■ **Set task**
Transcribe all of the records precisely as they are presented.
* * *
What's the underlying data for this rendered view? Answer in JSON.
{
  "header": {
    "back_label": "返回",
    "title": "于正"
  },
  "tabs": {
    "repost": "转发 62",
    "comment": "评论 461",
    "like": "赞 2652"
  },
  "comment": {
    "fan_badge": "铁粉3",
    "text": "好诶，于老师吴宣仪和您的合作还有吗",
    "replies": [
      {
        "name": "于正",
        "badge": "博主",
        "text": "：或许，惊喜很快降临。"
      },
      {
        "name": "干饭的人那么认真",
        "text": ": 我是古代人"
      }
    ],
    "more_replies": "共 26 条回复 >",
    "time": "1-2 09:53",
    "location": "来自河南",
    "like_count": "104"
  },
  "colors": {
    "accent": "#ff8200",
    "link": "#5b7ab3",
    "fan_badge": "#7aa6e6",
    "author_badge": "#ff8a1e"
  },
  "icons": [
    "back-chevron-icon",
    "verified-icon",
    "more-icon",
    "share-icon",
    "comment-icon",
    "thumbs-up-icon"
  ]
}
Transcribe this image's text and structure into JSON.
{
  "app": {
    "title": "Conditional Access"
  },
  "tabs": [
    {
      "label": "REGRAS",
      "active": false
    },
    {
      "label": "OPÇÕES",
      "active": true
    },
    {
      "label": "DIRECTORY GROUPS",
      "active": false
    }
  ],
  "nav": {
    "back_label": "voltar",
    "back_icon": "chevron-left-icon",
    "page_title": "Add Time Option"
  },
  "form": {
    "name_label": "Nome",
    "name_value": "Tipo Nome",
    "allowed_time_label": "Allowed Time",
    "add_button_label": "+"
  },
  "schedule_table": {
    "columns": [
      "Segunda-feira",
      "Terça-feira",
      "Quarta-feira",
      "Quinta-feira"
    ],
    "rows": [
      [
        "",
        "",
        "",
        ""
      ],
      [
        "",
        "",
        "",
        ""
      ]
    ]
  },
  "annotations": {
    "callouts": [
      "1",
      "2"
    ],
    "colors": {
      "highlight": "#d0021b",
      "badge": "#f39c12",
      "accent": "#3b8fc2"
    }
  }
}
* * *
■ **Exercise result**
What's the underlying data for this rendered view? Answer in JSON.
{
  "header": {
    "back_label": "返回",
    "title": "于正"
  },
  "tabs": {
    "repost": "转发 62",
    "comment": "评论 461",
    "like": "赞 2652"
  },
  "comment": {
    "fan_badge": "铁粉3",
    "text": "好诶，于老师吴宣仪和您的合作还有吗",
    "replies": [
      {
        "name": "于正",
        "badge": "博主",
        "text": "：或许，惊喜很快降临。"
      },
      {
        "name": "干饭的人那么认真",
        "text": ": 我是古代人"
      }
    ],
    "more_replies": "共 26 条回复 >",
    "time": "1-2 09:53",
    "location": "来自河南",
    "like_count": "104"
  },
  "colors": {
    "accent": "#ff8200",
    "link": "#5b7ab3",
    "fan_badge": "#7aa6e6",
    "author_badge": "#ff8a1e"
  },
  "icons": [
    "back-chevron-icon",
    "verified-icon",
    "more-icon",
    "share-icon",
    "comment-icon",
    "thumbs-up-icon"
  ]
}
Transcribe this image's text and structure into JSON.
{
  "app": {
    "title": "Conditional Access"
  },
  "tabs": [
    {
      "label": "REGRAS",
      "active": false
    },
    {
      "label": "OPÇÕES",
      "active": true
    },
    {
      "label": "DIRECTORY GROUPS",
      "active": false
    }
  ],
  "nav": {
    "back_label": "voltar",
    "back_icon": "chevron-left-icon",
    "page_title": "Add Time Option"
  },
  "form": {
    "name_label": "Nome",
    "name_value": "Tipo Nome",
    "allowed_time_label": "Allowed Time",
    "add_button_label": "+"
  },
  "schedule_table": {
    "columns": [
      "Segunda-feira",
      "Terça-feira",
      "Quarta-feira",
      "Quinta-feira"
    ],
    "rows": [
      [
        "",
        "",
        "",
        ""
      ],
      [
        "",
        "",
        "",
        ""
      ]
    ]
  },
  "annotations": {
    "callouts": [
      "1",
      "2"
    ],
    "colors": {
      "highlight": "#d0021b",
      "badge": "#f39c12",
      "accent": "#3b8fc2"
    }
  }
}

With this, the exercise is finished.